**Your objective**
Which lines contain the string "extension"? Please list every one of them.

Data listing
-=-=-

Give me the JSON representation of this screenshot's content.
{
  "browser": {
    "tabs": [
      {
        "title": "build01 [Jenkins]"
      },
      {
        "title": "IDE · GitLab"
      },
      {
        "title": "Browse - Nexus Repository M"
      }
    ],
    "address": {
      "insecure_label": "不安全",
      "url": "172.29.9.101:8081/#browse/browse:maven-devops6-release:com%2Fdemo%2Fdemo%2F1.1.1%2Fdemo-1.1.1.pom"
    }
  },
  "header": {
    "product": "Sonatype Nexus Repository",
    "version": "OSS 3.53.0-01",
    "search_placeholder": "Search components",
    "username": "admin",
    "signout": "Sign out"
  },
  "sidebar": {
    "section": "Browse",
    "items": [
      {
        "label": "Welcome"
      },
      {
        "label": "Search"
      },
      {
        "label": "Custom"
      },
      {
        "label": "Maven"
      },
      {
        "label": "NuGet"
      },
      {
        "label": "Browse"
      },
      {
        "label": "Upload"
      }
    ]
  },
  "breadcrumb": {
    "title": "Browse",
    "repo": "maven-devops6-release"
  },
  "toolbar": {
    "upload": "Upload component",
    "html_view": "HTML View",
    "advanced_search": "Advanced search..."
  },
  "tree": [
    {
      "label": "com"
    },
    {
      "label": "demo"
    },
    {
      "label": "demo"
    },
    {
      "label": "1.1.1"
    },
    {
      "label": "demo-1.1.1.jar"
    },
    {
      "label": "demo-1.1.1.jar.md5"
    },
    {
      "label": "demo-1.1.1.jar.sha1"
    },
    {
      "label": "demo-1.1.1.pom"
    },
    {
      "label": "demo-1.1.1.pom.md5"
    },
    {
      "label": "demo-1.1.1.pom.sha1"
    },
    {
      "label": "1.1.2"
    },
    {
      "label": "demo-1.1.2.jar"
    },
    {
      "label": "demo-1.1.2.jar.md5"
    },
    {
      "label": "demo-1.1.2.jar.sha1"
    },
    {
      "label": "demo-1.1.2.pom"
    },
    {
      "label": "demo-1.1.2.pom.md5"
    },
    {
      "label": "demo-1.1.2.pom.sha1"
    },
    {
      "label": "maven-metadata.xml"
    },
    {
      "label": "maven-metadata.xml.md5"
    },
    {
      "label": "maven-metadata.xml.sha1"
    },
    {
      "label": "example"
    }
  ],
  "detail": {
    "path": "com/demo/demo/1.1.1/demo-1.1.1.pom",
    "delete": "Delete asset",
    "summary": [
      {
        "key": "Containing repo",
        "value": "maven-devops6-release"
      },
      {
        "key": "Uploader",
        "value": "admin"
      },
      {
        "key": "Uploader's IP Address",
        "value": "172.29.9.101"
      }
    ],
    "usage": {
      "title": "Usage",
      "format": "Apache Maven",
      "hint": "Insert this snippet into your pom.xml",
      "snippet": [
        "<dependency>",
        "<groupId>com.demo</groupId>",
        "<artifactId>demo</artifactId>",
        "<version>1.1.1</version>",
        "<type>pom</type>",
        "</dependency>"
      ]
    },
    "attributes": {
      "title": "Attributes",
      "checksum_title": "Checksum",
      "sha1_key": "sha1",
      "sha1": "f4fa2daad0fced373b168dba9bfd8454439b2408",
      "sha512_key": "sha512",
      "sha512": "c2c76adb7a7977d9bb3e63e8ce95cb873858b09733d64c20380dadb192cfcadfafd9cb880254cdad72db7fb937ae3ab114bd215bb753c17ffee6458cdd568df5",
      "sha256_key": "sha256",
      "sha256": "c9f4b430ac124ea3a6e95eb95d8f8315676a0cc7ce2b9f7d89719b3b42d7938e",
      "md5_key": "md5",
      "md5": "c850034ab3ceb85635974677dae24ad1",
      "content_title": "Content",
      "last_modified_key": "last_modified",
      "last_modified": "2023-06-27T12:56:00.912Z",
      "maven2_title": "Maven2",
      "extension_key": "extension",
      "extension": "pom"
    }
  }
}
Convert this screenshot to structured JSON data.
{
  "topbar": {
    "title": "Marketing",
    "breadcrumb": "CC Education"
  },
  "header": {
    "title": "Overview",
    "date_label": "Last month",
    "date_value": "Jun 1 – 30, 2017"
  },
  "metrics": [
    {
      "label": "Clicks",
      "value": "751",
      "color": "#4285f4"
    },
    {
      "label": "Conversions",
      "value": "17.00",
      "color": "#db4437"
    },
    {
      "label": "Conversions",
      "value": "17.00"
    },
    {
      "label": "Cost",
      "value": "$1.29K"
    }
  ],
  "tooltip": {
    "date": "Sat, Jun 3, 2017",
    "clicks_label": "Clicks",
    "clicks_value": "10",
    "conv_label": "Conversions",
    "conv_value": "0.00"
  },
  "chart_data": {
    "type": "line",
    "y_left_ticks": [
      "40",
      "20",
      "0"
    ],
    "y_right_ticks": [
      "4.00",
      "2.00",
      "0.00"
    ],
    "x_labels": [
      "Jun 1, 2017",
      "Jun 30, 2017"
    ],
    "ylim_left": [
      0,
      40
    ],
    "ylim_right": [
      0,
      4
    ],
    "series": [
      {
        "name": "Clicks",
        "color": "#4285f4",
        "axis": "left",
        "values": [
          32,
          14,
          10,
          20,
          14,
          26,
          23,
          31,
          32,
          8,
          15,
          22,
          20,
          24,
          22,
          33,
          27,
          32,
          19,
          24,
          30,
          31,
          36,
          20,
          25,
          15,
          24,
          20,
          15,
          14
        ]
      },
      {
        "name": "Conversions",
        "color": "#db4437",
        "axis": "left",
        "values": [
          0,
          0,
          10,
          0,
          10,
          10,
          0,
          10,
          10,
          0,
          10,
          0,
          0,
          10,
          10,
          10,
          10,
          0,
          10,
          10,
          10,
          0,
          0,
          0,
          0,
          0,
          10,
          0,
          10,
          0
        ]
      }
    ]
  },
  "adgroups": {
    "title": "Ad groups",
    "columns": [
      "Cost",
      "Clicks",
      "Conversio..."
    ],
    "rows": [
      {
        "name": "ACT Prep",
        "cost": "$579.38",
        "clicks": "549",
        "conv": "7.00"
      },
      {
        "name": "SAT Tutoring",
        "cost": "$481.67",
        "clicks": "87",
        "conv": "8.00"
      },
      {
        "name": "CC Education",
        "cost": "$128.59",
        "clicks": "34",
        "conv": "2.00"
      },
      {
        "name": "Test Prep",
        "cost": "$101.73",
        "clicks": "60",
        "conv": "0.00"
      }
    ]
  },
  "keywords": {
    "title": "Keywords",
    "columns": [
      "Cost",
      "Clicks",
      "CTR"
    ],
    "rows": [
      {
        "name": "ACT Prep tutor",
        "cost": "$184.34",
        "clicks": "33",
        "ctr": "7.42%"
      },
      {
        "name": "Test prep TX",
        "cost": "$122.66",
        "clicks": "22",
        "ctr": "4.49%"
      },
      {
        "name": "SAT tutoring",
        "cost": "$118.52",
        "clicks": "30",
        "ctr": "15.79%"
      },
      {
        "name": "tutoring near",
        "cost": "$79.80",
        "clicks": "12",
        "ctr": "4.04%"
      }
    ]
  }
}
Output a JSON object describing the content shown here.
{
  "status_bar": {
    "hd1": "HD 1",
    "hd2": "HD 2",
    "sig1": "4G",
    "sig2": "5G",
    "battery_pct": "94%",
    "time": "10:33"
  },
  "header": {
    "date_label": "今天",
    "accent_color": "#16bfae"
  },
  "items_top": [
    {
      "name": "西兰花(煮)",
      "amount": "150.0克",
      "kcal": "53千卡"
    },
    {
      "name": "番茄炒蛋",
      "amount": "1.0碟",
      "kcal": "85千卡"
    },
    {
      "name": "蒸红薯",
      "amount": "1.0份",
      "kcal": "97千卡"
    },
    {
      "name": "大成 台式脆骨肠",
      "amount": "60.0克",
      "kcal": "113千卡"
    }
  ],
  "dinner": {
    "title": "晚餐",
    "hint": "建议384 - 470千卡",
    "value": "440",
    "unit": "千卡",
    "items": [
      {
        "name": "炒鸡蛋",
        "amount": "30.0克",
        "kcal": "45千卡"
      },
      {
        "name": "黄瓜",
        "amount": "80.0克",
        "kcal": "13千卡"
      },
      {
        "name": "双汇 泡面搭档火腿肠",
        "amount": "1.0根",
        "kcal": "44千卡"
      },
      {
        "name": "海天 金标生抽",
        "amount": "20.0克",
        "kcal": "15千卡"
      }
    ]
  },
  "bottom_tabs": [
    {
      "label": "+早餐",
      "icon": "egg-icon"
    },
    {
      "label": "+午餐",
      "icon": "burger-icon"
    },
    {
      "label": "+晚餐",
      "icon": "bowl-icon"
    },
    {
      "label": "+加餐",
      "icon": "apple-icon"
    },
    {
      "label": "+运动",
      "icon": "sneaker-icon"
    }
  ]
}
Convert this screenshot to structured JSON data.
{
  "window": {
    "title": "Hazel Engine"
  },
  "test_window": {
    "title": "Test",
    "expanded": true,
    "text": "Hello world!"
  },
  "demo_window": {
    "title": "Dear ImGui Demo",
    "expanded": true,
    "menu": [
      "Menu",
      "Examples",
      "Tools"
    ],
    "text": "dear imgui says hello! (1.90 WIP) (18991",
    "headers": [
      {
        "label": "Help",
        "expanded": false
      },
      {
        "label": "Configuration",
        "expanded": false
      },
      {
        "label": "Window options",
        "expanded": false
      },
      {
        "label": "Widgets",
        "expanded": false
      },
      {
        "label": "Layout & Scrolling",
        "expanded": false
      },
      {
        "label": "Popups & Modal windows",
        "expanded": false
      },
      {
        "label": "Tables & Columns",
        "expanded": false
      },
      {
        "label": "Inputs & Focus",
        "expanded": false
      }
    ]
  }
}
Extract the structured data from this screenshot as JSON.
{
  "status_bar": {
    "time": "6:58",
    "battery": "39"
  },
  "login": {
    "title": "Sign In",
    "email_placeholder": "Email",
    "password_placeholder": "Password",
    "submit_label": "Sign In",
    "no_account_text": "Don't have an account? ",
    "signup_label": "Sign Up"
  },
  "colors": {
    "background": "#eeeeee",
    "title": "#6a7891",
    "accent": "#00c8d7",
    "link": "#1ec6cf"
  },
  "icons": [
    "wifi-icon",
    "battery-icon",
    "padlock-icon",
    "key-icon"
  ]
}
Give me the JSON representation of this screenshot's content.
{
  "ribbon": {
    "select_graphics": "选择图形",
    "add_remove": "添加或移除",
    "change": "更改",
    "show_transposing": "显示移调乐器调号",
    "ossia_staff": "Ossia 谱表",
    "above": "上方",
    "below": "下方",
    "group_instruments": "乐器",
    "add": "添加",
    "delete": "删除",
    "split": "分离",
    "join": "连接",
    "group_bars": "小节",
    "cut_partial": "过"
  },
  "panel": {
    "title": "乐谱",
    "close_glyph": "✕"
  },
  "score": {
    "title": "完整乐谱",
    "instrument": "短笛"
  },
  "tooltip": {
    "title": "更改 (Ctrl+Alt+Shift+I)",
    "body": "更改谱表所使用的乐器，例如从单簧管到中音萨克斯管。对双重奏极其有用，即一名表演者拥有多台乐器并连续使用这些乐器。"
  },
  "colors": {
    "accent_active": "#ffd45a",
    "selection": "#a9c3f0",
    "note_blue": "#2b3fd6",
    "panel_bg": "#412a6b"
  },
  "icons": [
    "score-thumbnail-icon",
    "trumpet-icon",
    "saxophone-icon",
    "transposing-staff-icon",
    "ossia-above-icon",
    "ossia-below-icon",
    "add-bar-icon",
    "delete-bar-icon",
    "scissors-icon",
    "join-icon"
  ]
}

-=-=-

**Correct answer**
      "extension_key": "extension",
      "extension": "pom"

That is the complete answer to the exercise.